Instructions for the task> Return the full listing exactly as it is written.
======== Dataset extract ========
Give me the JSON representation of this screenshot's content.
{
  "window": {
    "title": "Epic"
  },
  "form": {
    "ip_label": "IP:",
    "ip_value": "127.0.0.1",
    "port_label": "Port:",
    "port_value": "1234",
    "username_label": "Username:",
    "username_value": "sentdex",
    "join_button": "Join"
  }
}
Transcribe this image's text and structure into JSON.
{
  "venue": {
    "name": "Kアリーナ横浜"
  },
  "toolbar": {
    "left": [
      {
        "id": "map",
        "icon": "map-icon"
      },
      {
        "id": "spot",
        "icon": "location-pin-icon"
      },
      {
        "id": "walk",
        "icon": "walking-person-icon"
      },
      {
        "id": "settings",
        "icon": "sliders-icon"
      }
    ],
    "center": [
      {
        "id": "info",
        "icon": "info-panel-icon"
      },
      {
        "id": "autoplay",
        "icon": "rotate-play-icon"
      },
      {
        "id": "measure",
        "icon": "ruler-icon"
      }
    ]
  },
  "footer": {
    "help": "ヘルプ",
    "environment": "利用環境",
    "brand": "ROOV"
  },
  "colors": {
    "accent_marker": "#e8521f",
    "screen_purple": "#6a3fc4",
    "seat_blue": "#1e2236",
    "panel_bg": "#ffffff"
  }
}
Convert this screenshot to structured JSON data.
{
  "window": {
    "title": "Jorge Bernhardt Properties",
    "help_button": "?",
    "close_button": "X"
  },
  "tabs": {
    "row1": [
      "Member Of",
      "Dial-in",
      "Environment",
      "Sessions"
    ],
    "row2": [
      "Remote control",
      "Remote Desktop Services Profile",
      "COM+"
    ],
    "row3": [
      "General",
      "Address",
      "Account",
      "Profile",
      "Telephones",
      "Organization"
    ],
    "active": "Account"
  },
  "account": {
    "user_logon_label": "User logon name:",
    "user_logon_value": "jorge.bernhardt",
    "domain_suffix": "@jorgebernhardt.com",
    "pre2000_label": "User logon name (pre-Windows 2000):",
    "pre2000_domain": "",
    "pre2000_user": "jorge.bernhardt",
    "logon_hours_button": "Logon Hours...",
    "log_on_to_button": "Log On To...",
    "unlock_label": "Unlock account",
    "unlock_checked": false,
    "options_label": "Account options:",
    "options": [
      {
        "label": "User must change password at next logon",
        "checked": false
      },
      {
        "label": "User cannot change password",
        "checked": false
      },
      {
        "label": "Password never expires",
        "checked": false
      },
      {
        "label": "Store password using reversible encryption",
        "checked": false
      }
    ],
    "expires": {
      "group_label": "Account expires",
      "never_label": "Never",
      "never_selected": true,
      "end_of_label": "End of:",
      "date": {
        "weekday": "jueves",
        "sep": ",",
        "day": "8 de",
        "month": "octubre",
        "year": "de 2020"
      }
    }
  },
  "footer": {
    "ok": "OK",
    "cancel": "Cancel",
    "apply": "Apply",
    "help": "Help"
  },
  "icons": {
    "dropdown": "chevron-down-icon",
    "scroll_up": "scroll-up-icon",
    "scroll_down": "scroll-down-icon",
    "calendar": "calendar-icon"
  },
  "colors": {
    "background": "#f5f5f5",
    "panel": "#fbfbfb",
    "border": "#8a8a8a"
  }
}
========
Written response>
Give me the JSON representation of this screenshot's content.
{
  "window": {
    "title": "Epic"
  },
  "form": {
    "ip_label": "IP:",
    "ip_value": "127.0.0.1",
    "port_label": "Port:",
    "port_value": "1234",
    "username_label": "Username:",
    "username_value": "sentdex",
    "join_button": "Join"
  }
}
Transcribe this image's text and structure into JSON.
{
  "venue": {
    "name": "Kアリーナ横浜"
  },
  "toolbar": {
    "left": [
      {
        "id": "map",
        "icon": "map-icon"
      },
      {
        "id": "spot",
        "icon": "location-pin-icon"
      },
      {
        "id": "walk",
        "icon": "walking-person-icon"
      },
      {
        "id": "settings",
        "icon": "sliders-icon"
      }
    ],
    "center": [
      {
        "id": "info",
        "icon": "info-panel-icon"
      },
      {
        "id": "autoplay",
        "icon": "rotate-play-icon"
      },
      {
        "id": "measure",
        "icon": "ruler-icon"
      }
    ]
  },
  "footer": {
    "help": "ヘルプ",
    "environment": "利用環境",
    "brand": "ROOV"
  },
  "colors": {
    "accent_marker": "#e8521f",
    "screen_purple": "#6a3fc4",
    "seat_blue": "#1e2236",
    "panel_bg": "#ffffff"
  }
}
Convert this screenshot to structured JSON data.
{
  "window": {
    "title": "Jorge Bernhardt Properties",
    "help_button": "?",
    "close_button": "X"
  },
  "tabs": {
    "row1": [
      "Member Of",
      "Dial-in",
      "Environment",
      "Sessions"
    ],
    "row2": [
      "Remote control",
      "Remote Desktop Services Profile",
      "COM+"
    ],
    "row3": [
      "General",
      "Address",
      "Account",
      "Profile",
      "Telephones",
      "Organization"
    ],
    "active": "Account"
  },
  "account": {
    "user_logon_label": "User logon name:",
    "user_logon_value": "jorge.bernhardt",
    "domain_suffix": "@jorgebernhardt.com",
    "pre2000_label": "User logon name (pre-Windows 2000):",
    "pre2000_domain": "",
    "pre2000_user": "jorge.bernhardt",
    "logon_hours_button": "Logon Hours...",
    "log_on_to_button": "Log On To...",
    "unlock_label": "Unlock account",
    "unlock_checked": false,
    "options_label": "Account options:",
    "options": [
      {
        "label": "User must change password at next logon",
        "checked": false
      },
      {
        "label": "User cannot change password",
        "checked": false
      },
      {
        "label": "Password never expires",
        "checked": false
      },
      {
        "label": "Store password using reversible encryption",
        "checked": false
      }
    ],
    "expires": {
      "group_label": "Account expires",
      "never_label": "Never",
      "never_selected": true,
      "end_of_label": "End of:",
      "date": {
        "weekday": "jueves",
        "sep": ",",
        "day": "8 de",
        "month": "octubre",
        "year": "de 2020"
      }
    }
  },
  "footer": {
    "ok": "OK",
    "cancel": "Cancel",
    "apply": "Apply",
    "help": "Help"
  },
  "icons": {
    "dropdown": "chevron-down-icon",
    "scroll_up": "scroll-up-icon",
    "scroll_down": "scroll-down-icon",
    "calendar": "calendar-icon"
  },
  "colors": {
    "background": "#f5f5f5",
    "panel": "#fbfbfb",
    "border": "#8a8a8a"
  }
}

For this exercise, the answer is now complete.